* Task to complete: Keep only the lines of the data below that contain "seconden", and copy them.

===

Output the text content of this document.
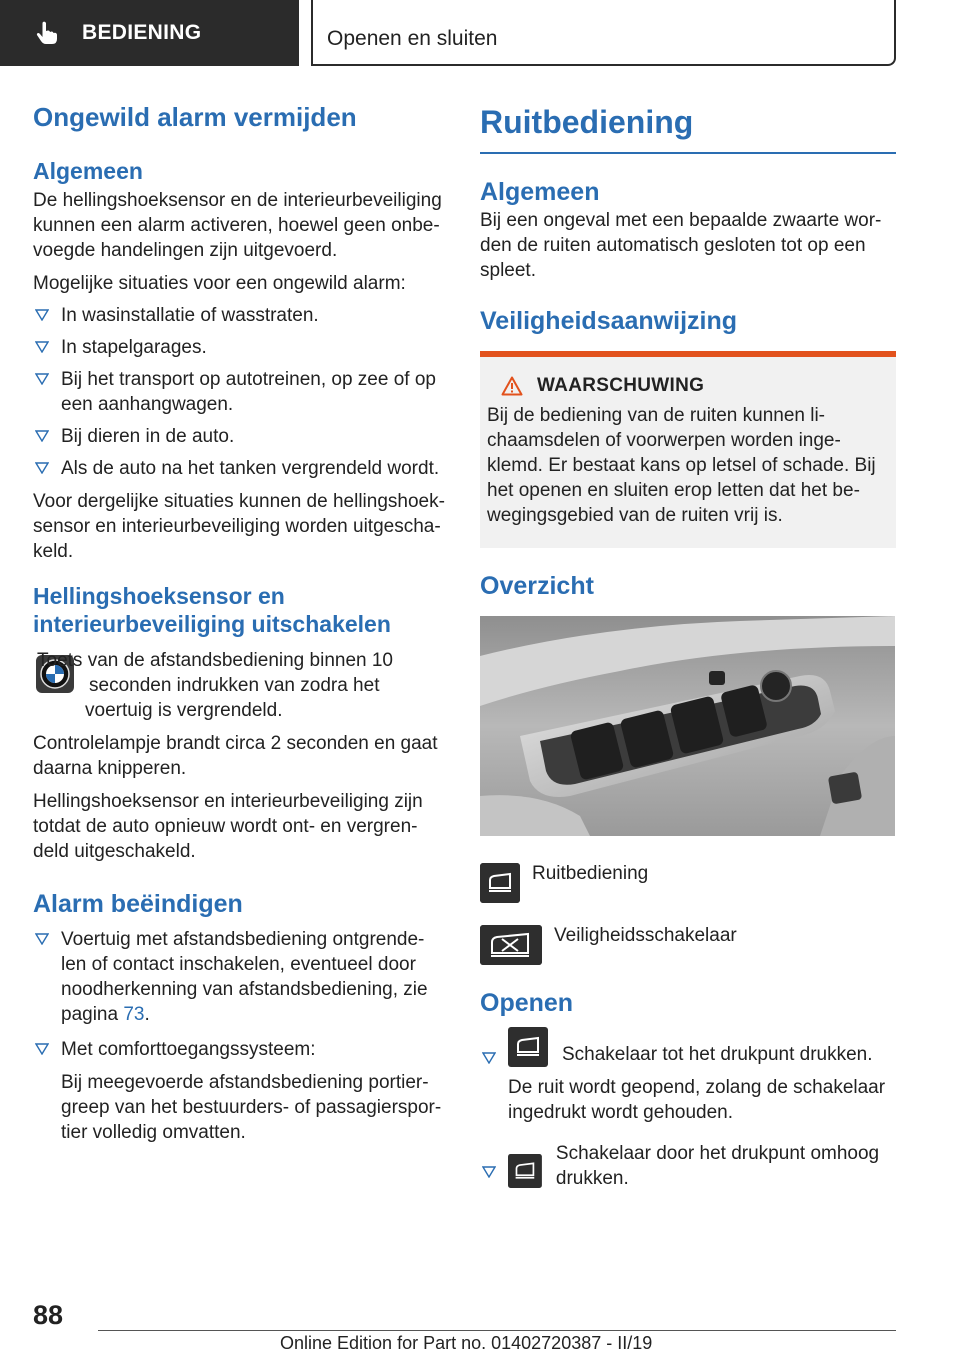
BEDIENING	Openen en sluiten
Ongewild alarm vermijden
Algemeen

De hellingshoeksensor en de interieurbeveiliging kunnen een alarm activeren, hoewel geen onbe‐voegde handelingen zijn uitgevoerd.

Mogelijke situaties voor een ongewild alarm:

In wasinstallatie of wasstraten.
In stapelgarages.
Bij het transport op autotreinen, op zee of op een aanhangwagen.
Bij dieren in de auto.
Als de auto na het tanken vergrendeld wordt.

Voor dergelijke situaties kunnen de hellingshoek‐sensor en interieurbeveiliging worden uitgescha‐keld.

Hellingshoeksensor en interieurbeveiliging uitschakelen

Toets van de afstandsbediening binnen 10 seconden indrukken van zodra het voertuig is vergrendeld.

Controlelampje brandt circa 2 seconden en gaat daarna knipperen.

Hellingshoeksensor en interieurbeveiliging zijn totdat de auto opnieuw wordt ont- en vergren‐deld uitgeschakeld.

Alarm beëindigen
Voertuig met afstandsbediening ontgrende‐len of contact inschakelen, eventueel door noodherkenning van afstandsbediening, zie pagina 73.
Met comforttoegangssysteem:
Bij meegevoerde afstandsbediening portier‐greep van het bestuurders- of passagierspor‐tier volledig omvatten.
Ruitbediening
Algemeen

Bij een ongeval met een bepaalde zwaarte wor‐den de ruiten automatisch gesloten tot op een spleet.

Veiligheidsaanwijzing
WAARSCHUWING

Bij de bediening van de ruiten kunnen li‐chaamsdelen of voorwerpen worden inge‐klemd. Er bestaat kans op letsel of schade. Bij het openen en sluiten erop letten dat het be‐wegingsgebied van de ruiten vrij is.

Overzicht
Ruitbediening
Veiligheidsschakelaar
Openen
Schakelaar tot het drukpunt drukken.
De ruit wordt geopend, zolang de schakelaar ingedrukt wordt gehouden.
Schakelaar door het drukpunt omhoog drukken.
88
Online Edition for Part no. 01402720387 - II/19
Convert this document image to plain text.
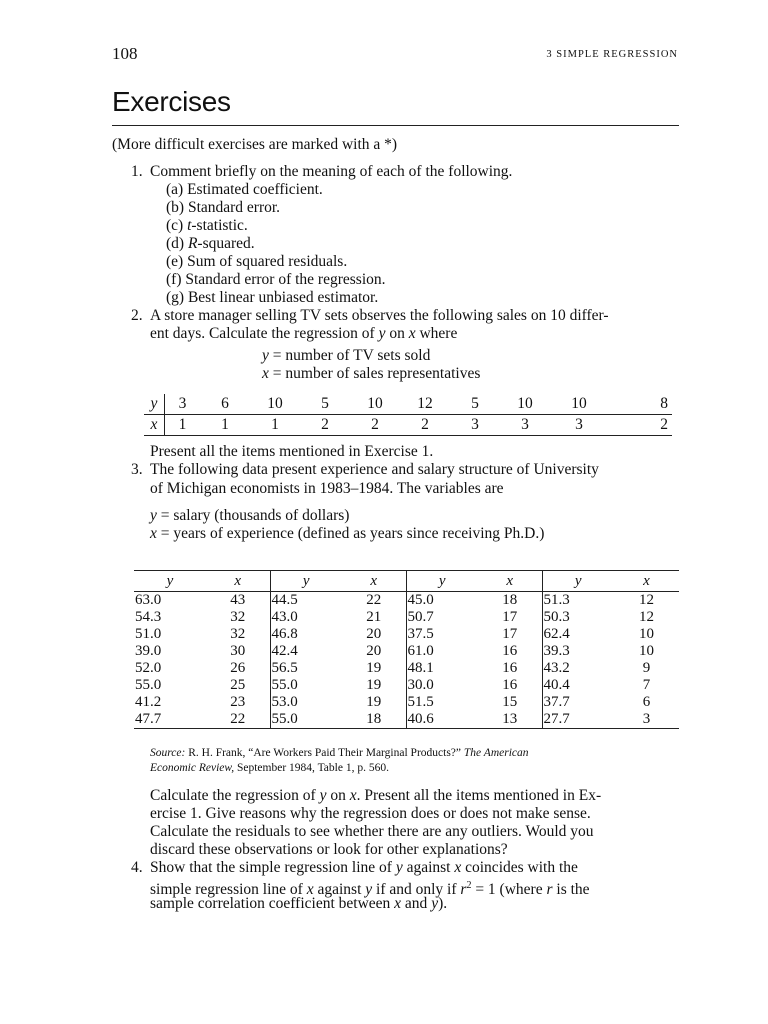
108	3 SIMPLE REGRESSION
Exercises
(More difficult exercises are marked with a *)
1. Comment briefly on the meaning of each of the following.
(a) Estimated coefficient.
(b) Standard error.
(c) t-statistic.
(d) R-squared.
(e) Sum of squared residuals.
(f) Standard error of the regression.
(g) Best linear unbiased estimator.
2. A store manager selling TV sets observes the following sales on 10 differ-
ent days. Calculate the regression of y on x where
y = number of TV sets sold
x = number of sales representatives
y	3	6	10	5	10	12	5	10	10	8
x	1	1	1	2	2	2	3	3	3	2
Present all the items mentioned in Exercise 1.
3. The following data present experience and salary structure of University
of Michigan economists in 1983–1984. The variables are
y = salary (thousands of dollars)
x = years of experience (defined as years since receiving Ph.D.)
y	x	y	x	y	x	y	x
63.0	43	44.5	22	45.0	18	51.3	12
54.3	32	43.0	21	50.7	17	50.3	12
51.0	32	46.8	20	37.5	17	62.4	10
39.0	30	42.4	20	61.0	16	39.3	10
52.0	26	56.5	19	48.1	16	43.2	9
55.0	25	55.0	19	30.0	16	40.4	7
41.2	23	53.0	19	51.5	15	37.7	6
47.7	22	55.0	18	40.6	13	27.7	3
Source: R. H. Frank, “Are Workers Paid Their Marginal Products?” The American
Economic Review, September 1984, Table 1, p. 560.
Calculate the regression of y on x. Present all the items mentioned in Ex-
ercise 1. Give reasons why the regression does or does not make sense.
Calculate the residuals to see whether there are any outliers. Would you
discard these observations or look for other explanations?
4. Show that the simple regression line of y against x coincides with the
simple regression line of x against y if and only if $r^2 = 1$ (where r is the
sample correlation coefficient between x and y).
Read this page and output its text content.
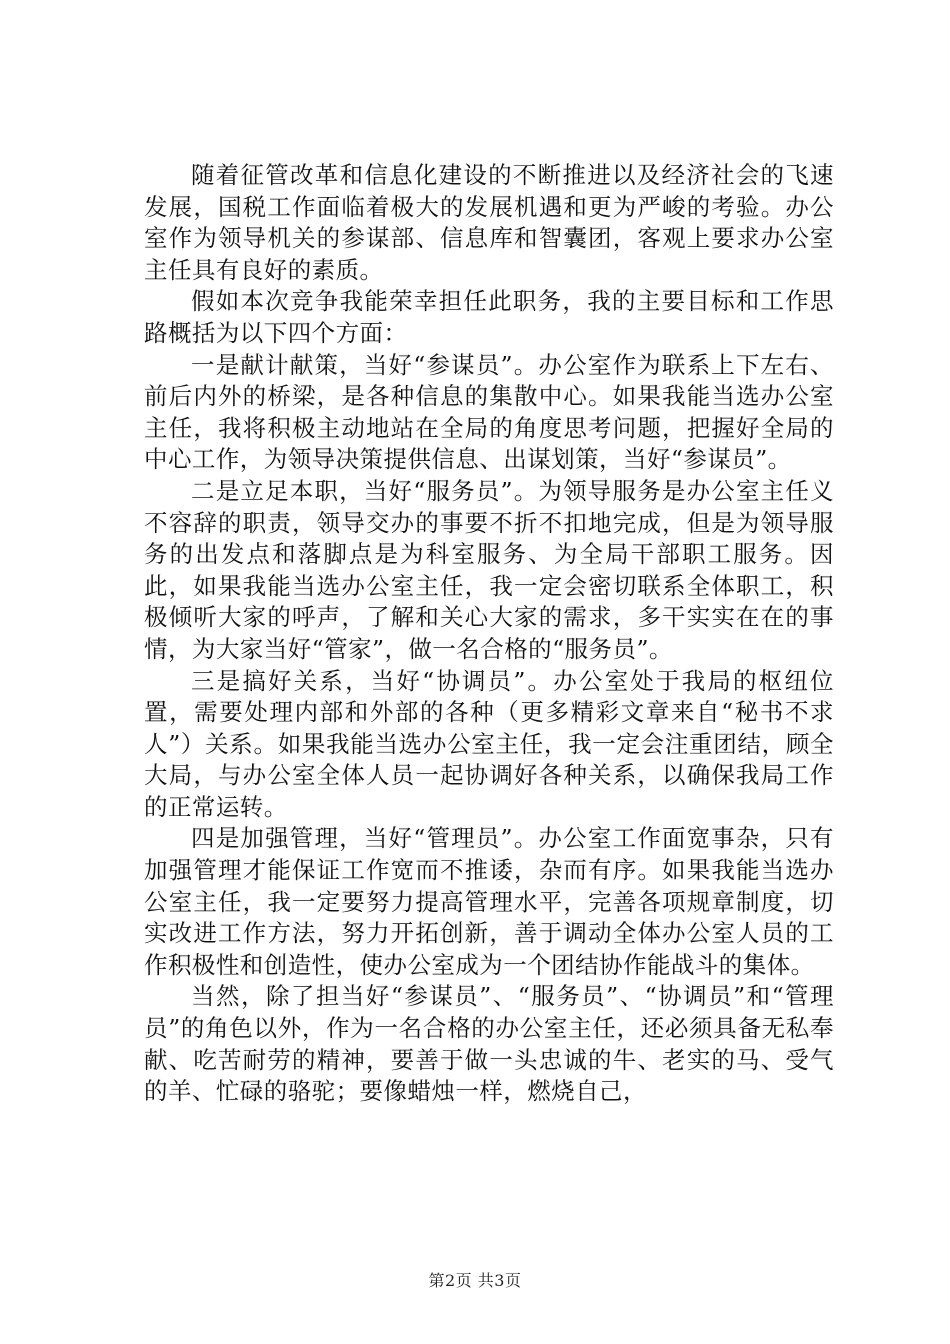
随着征管改革和信息化建设的不断推进以及经济社会的飞速发展，国税工作面临着极大的发展机遇和更为严峻的考验。办公室作为领导机关的参谋部、信息库和智囊团，客观上要求办公室主任具有良好的素质。

假如本次竞争我能荣幸担任此职务，我的主要目标和工作思路概括为以下四个方面：

一是献计献策，当好“参谋员”。办公室作为联系上下左右、前后内外的桥梁，是各种信息的集散中心。如果我能当选办公室主任，我将积极主动地站在全局的角度思考问题，把握好全局的中心工作，为领导决策提供信息、出谋划策，当好“参谋员”。

二是立足本职，当好“服务员”。为领导服务是办公室主任义不容辞的职责，领导交办的事要不折不扣地完成，但是为领导服务的出发点和落脚点是为科室服务、为全局干部职工服务。因此，如果我能当选办公室主任，我一定会密切联系全体职工，积极倾听大家的呼声，了解和关心大家的需求，多干实实在在的事情，为大家当好“管家”，做一名合格的“服务员”。

三是搞好关系，当好“协调员”。办公室处于我局的枢纽位置，需要处理内部和外部的各种（更多精彩文章来自“秘书不求人”）关系。如果我能当选办公室主任，我一定会注重团结，顾全大局，与办公室全体人员一起协调好各种关系，以确保我局工作的正常运转。

四是加强管理，当好“管理员”。办公室工作面宽事杂，只有加强管理才能保证工作宽而不推诿，杂而有序。如果我能当选办公室主任，我一定要努力提高管理水平，完善各项规章制度，切实改进工作方法，努力开拓创新，善于调动全体办公室人员的工作积极性和创造性，使办公室成为一个团结协作能战斗的集体。

当然，除了担当好“参谋员”、“服务员”、“协调员”和“管理员”的角色以外，作为一名合格的办公室主任，还必须具备无私奉献、吃苦耐劳的精神，要善于做一头忠诚的牛、老实的马、受气的羊、忙碌的骆驼；要像蜡烛一样，燃烧自己，

第2页 共3页
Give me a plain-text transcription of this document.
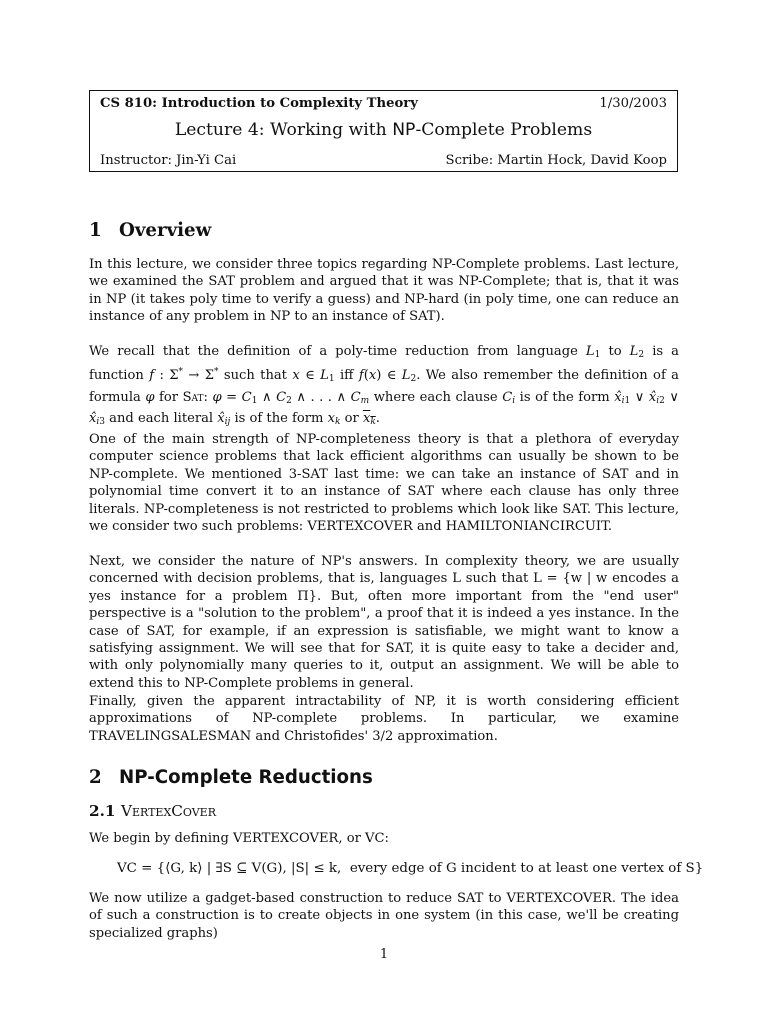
CS 810: Introduction to Complexity Theory	1/30/2003
Lecture 4: Working with NP-Complete Problems
Instructor: Jin-Yi Cai	Scribe: Martin Hock, David Koop
1 Overview

In this lecture, we consider three topics regarding NP-Complete problems. Last lecture, we examined the SAT problem and argued that it was NP-Complete; that is, that it was in NP (it takes poly time to verify a guess) and NP-hard (in poly time, one can reduce an instance of any problem in NP to an instance of SAT).

We recall that the definition of a poly-time reduction from language $L_1$ to $L_2$ is a function f : Σ* → Σ* such that x ∈ $L_1$ iff f(x) ∈ $L_2$. We also remember the definition of a formula φ for Sat: $\varphi = C_1$ ∧ $C_2$ ∧ . . . ∧ $C_m$ where each clause $C_i$ is of the form $x̂_{i1}$ ∨ $x̂_{i2}$ ∨ $x̂_{i3}$ and each literal $x̂_{ij}$ is of the form $x_k$ or $x_k$.

One of the main strength of NP-completeness theory is that a plethora of everyday computer science problems that lack efficient algorithms can usually be shown to be NP-complete. We mentioned 3-SAT last time: we can take an instance of SAT and in polynomial time convert it to an instance of SAT where each clause has only three literals. NP-completeness is not restricted to problems which look like SAT. This lecture, we consider two such problems: VERTEXCOVER and HAMILTONIANCIRCUIT.

Next, we consider the nature of NP's answers. In complexity theory, we are usually concerned with decision problems, that is, languages L such that L = {w | w encodes a yes instance for a problem Π}. But, often more important from the "end user" perspective is a "solution to the problem", a proof that it is indeed a yes instance. In the case of SAT, for example, if an expression is satisfiable, we might want to know a satisfying assignment. We will see that for SAT, it is quite easy to take a decider and, with only polynomially many queries to it, output an assignment. We will be able to extend this to NP-Complete problems in general.

Finally, given the apparent intractability of NP, it is worth considering efficient approximations of NP-complete problems. In particular, we examine TRAVELINGSALESMAN and Christofides' 3/2 approximation.

2 NP-Complete Reductions
2.1 VertexCover

We begin by defining VERTEXCOVER, or VC:

VC = {⟨G, k⟩ | ∃S ⊆ V(G), |S| ≤ k, every edge of G incident to at least one vertex of S}

We now utilize a gadget-based construction to reduce SAT to VERTEXCOVER. The idea of such a construction is to create objects in one system (in this case, we'll be creating specialized graphs)

1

===

* The solution:
Toets van de afstandsbediening binnen 10 seconden indrukken van zodra het voertuig is vergrendeld.
Controlelampje brandt circa 2 seconden en gaat daarna knipperen.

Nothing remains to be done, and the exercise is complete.